Task directions | Keep the images out and copy every entry below exactly.

══════════

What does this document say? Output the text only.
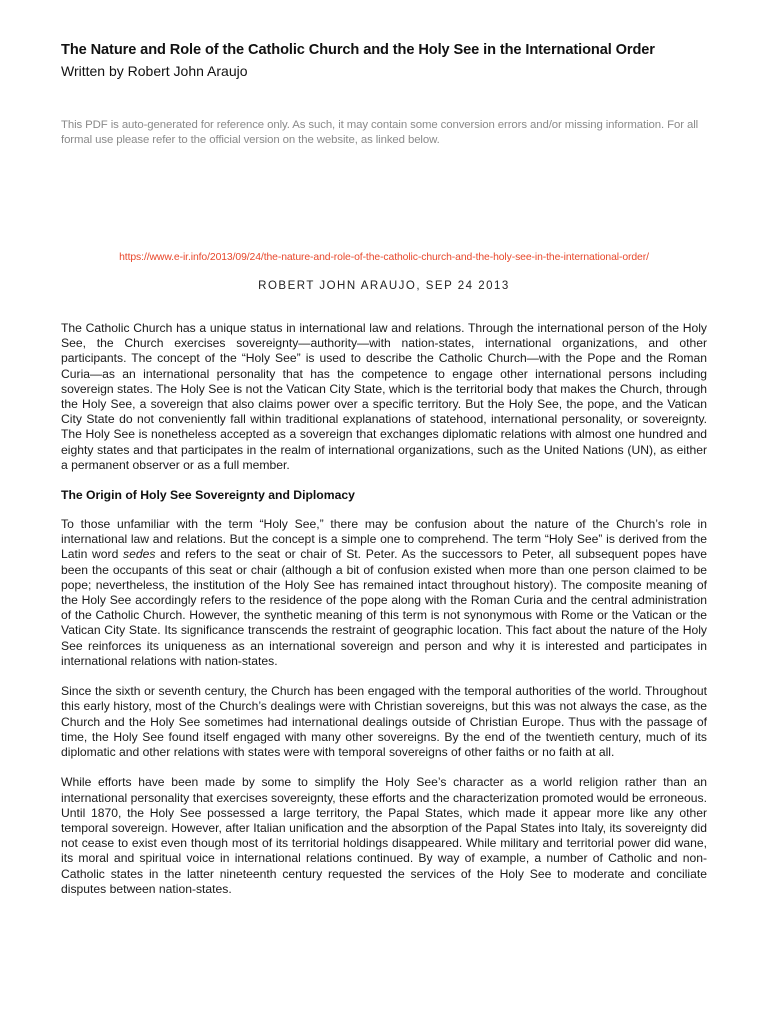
The Nature and Role of the Catholic Church and the Holy See in the International Order
Written by Robert John Araujo
This PDF is auto-generated for reference only. As such, it may contain some conversion errors and/or missing information. For all formal use please refer to the official version on the website, as linked below.
https://www.e-ir.info/2013/09/24/the-nature-and-role-of-the-catholic-church-and-the-holy-see-in-the-international-order/
ROBERT JOHN ARAUJO, SEP 24 2013

The Catholic Church has a unique status in international law and relations. Through the international person of the Holy See, the Church exercises sovereignty—authority—with nation-states, international organizations, and other participants. The concept of the “Holy See” is used to describe the Catholic Church—with the Pope and the Roman Curia—as an international personality that has the competence to engage other international persons including sovereign states. The Holy See is not the Vatican City State, which is the territorial body that makes the Church, through the Holy See, a sovereign that also claims power over a specific territory. But the Holy See, the pope, and the Vatican City State do not conveniently fall within traditional explanations of statehood, international personality, or sovereignty. The Holy See is nonetheless accepted as a sovereign that exchanges diplomatic relations with almost one hundred and eighty states and that participates in the realm of international organizations, such as the United Nations (UN), as either a permanent observer or as a full member.

The Origin of Holy See Sovereignty and Diplomacy

To those unfamiliar with the term “Holy See,” there may be confusion about the nature of the Church’s role in international law and relations. But the concept is a simple one to comprehend. The term “Holy See” is derived from the Latin word sedes and refers to the seat or chair of St. Peter. As the successors to Peter, all subsequent popes have been the occupants of this seat or chair (although a bit of confusion existed when more than one person claimed to be pope; nevertheless, the institution of the Holy See has remained intact throughout history). The composite meaning of the Holy See accordingly refers to the residence of the pope along with the Roman Curia and the central administration of the Catholic Church. However, the synthetic meaning of this term is not synonymous with Rome or the Vatican or the Vatican City State. Its significance transcends the restraint of geographic location. This fact about the nature of the Holy See reinforces its uniqueness as an international sovereign and person and why it is interested and participates in international relations with nation-states.

Since the sixth or seventh century, the Church has been engaged with the temporal authorities of the world. Throughout this early history, most of the Church’s dealings were with Christian sovereigns, but this was not always the case, as the Church and the Holy See sometimes had international dealings outside of Christian Europe. Thus with the passage of time, the Holy See found itself engaged with many other sovereigns. By the end of the twentieth century, much of its diplomatic and other relations with states were with temporal sovereigns of other faiths or no faith at all.

While efforts have been made by some to simplify the Holy See’s character as a world religion rather than an international personality that exercises sovereignty, these efforts and the characterization promoted would be erroneous. Until 1870, the Holy See possessed a large territory, the Papal States, which made it appear more like any other temporal sovereign. However, after Italian unification and the absorption of the Papal States into Italy, its sovereignty did not cease to exist even though most of its territorial holdings disappeared. While military and territorial power did wane, its moral and spiritual voice in international relations continued. By way of example, a number of Catholic and non-Catholic states in the latter nineteenth century requested the services of the Holy See to moderate and conciliate disputes between nation-states.
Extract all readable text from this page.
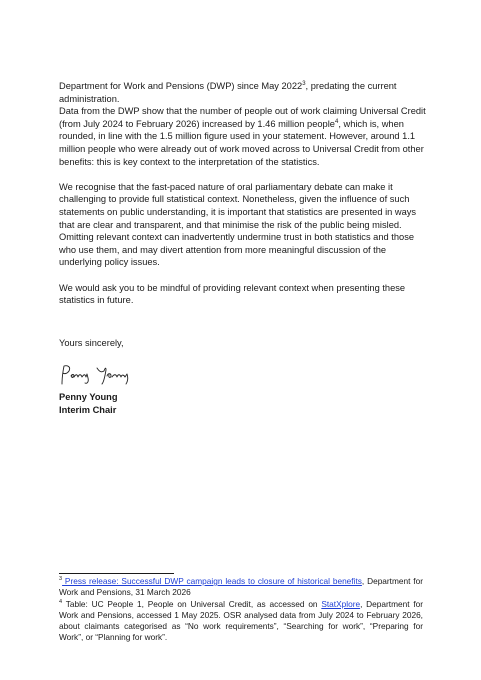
Department for Work and Pensions (DWP) since May 2022$^3$, predating the current administration.

Data from the DWP show that the number of people out of work claiming Universal Credit (from July 2024 to February 2026) increased by 1.46 million people$^4$, which is, when rounded, in line with the 1.5 million figure used in your statement. However, around 1.1 million people who were already out of work moved across to Universal Credit from other benefits: this is key context to the interpretation of the statistics.

We recognise that the fast-paced nature of oral parliamentary debate can make it challenging to provide full statistical context. Nonetheless, given the influence of such statements on public understanding, it is important that statistics are presented in ways that are clear and transparent, and that minimise the risk of the public being misled. Omitting relevant context can inadvertently undermine trust in both statistics and those who use them, and may divert attention from more meaningful discussion of the underlying policy issues.

We would ask you to be mindful of providing relevant context when presenting these statistics in future.

Yours sincerely,
Penny Young
Interim Chair

$^3$ Press release: Successful DWP campaign leads to closure of historical benefits, Department for Work and Pensions, 31 March 2026

$^4$ Table: UC People 1, People on Universal Credit, as accessed on StatXplore, Department for Work and Pensions, accessed 1 May 2025. OSR analysed data from July 2024 to February 2026, about claimants categorised as “No work requirements”, “Searching for work”, “Preparing for Work”, or “Planning for work”.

══════════

Worked answer |
What does this document say? Output the text only.
The Nature and Role of the Catholic Church and the Holy See in the International Order
Written by Robert John Araujo
This PDF is auto-generated for reference only. As such, it may contain some conversion errors and/or missing information. For all formal use please refer to the official version on the website, as linked below.
https://www.e-ir.info/2013/09/24/the-nature-and-role-of-the-catholic-church-and-the-holy-see-in-the-international-order/
ROBERT JOHN ARAUJO, SEP 24 2013

The Catholic Church has a unique status in international law and relations. Through the international person of the Holy See, the Church exercises sovereignty—authority—with nation-states, international organizations, and other participants. The concept of the “Holy See” is used to describe the Catholic Church—with the Pope and the Roman Curia—as an international personality that has the competence to engage other international persons including sovereign states. The Holy See is not the Vatican City State, which is the territorial body that makes the Church, through the Holy See, a sovereign that also claims power over a specific territory. But the Holy See, the pope, and the Vatican City State do not conveniently fall within traditional explanations of statehood, international personality, or sovereignty. The Holy See is nonetheless accepted as a sovereign that exchanges diplomatic relations with almost one hundred and eighty states and that participates in the realm of international organizations, such as the United Nations (UN), as either a permanent observer or as a full member.

The Origin of Holy See Sovereignty and Diplomacy

To those unfamiliar with the term “Holy See,” there may be confusion about the nature of the Church’s role in international law and relations. But the concept is a simple one to comprehend. The term “Holy See” is derived from the Latin word sedes and refers to the seat or chair of St. Peter. As the successors to Peter, all subsequent popes have been the occupants of this seat or chair (although a bit of confusion existed when more than one person claimed to be pope; nevertheless, the institution of the Holy See has remained intact throughout history). The composite meaning of the Holy See accordingly refers to the residence of the pope along with the Roman Curia and the central administration of the Catholic Church. However, the synthetic meaning of this term is not synonymous with Rome or the Vatican or the Vatican City State. Its significance transcends the restraint of geographic location. This fact about the nature of the Holy See reinforces its uniqueness as an international sovereign and person and why it is interested and participates in international relations with nation-states.

Since the sixth or seventh century, the Church has been engaged with the temporal authorities of the world. Throughout this early history, most of the Church’s dealings were with Christian sovereigns, but this was not always the case, as the Church and the Holy See sometimes had international dealings outside of Christian Europe. Thus with the passage of time, the Holy See found itself engaged with many other sovereigns. By the end of the twentieth century, much of its diplomatic and other relations with states were with temporal sovereigns of other faiths or no faith at all.

While efforts have been made by some to simplify the Holy See’s character as a world religion rather than an international personality that exercises sovereignty, these efforts and the characterization promoted would be erroneous. Until 1870, the Holy See possessed a large territory, the Papal States, which made it appear more like any other temporal sovereign. However, after Italian unification and the absorption of the Papal States into Italy, its sovereignty did not cease to exist even though most of its territorial holdings disappeared. While military and territorial power did wane, its moral and spiritual voice in international relations continued. By way of example, a number of Catholic and non-Catholic states in the latter nineteenth century requested the services of the Holy See to moderate and conciliate disputes between nation-states.
Extract all readable text from this page.
Department for Work and Pensions (DWP) since May 2022$^3$, predating the current administration.

Data from the DWP show that the number of people out of work claiming Universal Credit (from July 2024 to February 2026) increased by 1.46 million people$^4$, which is, when rounded, in line with the 1.5 million figure used in your statement. However, around 1.1 million people who were already out of work moved across to Universal Credit from other benefits: this is key context to the interpretation of the statistics.

We recognise that the fast-paced nature of oral parliamentary debate can make it challenging to provide full statistical context. Nonetheless, given the influence of such statements on public understanding, it is important that statistics are presented in ways that are clear and transparent, and that minimise the risk of the public being misled. Omitting relevant context can inadvertently undermine trust in both statistics and those who use them, and may divert attention from more meaningful discussion of the underlying policy issues.

We would ask you to be mindful of providing relevant context when presenting these statistics in future.

Yours sincerely,
Penny Young
Interim Chair

$^3$ Press release: Successful DWP campaign leads to closure of historical benefits, Department for Work and Pensions, 31 March 2026

$^4$ Table: UC People 1, People on Universal Credit, as accessed on StatXplore, Department for Work and Pensions, accessed 1 May 2025. OSR analysed data from July 2024 to February 2026, about claimants categorised as “No work requirements”, “Searching for work”, “Preparing for Work”, or “Planning for work”.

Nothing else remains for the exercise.